# PROBLEM REQUIREMENTS
Print all of the data exactly.

[Rows from a dataset]
▽

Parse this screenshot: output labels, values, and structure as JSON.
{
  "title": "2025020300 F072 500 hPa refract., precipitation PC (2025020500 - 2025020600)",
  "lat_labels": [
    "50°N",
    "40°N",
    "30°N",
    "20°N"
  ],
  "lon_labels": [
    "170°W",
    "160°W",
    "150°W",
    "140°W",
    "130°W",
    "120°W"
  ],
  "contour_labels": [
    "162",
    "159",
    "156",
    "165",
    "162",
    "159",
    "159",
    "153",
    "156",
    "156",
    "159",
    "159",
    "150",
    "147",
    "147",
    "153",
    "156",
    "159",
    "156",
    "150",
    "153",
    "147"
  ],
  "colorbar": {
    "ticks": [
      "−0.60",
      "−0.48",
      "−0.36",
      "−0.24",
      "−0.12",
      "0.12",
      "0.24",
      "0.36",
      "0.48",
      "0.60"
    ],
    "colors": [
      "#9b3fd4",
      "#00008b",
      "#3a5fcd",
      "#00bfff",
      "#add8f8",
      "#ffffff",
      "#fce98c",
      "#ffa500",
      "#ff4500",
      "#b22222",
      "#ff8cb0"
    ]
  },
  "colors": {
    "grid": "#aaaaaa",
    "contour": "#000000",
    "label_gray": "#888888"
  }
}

△

# FULL SOLUTION
Parse this screenshot: output labels, values, and structure as JSON.
{
  "title": "2025020300 F072 500 hPa refract., precipitation PC (2025020500 - 2025020600)",
  "lat_labels": [
    "50°N",
    "40°N",
    "30°N",
    "20°N"
  ],
  "lon_labels": [
    "170°W",
    "160°W",
    "150°W",
    "140°W",
    "130°W",
    "120°W"
  ],
  "contour_labels": [
    "162",
    "159",
    "156",
    "165",
    "162",
    "159",
    "159",
    "153",
    "156",
    "156",
    "159",
    "159",
    "150",
    "147",
    "147",
    "153",
    "156",
    "159",
    "156",
    "150",
    "153",
    "147"
  ],
  "colorbar": {
    "ticks": [
      "−0.60",
      "−0.48",
      "−0.36",
      "−0.24",
      "−0.12",
      "0.12",
      "0.24",
      "0.36",
      "0.48",
      "0.60"
    ],
    "colors": [
      "#9b3fd4",
      "#00008b",
      "#3a5fcd",
      "#00bfff",
      "#add8f8",
      "#ffffff",
      "#fce98c",
      "#ffa500",
      "#ff4500",
      "#b22222",
      "#ff8cb0"
    ]
  },
  "colors": {
    "grid": "#aaaaaa",
    "contour": "#000000",
    "label_gray": "#888888"
  }
}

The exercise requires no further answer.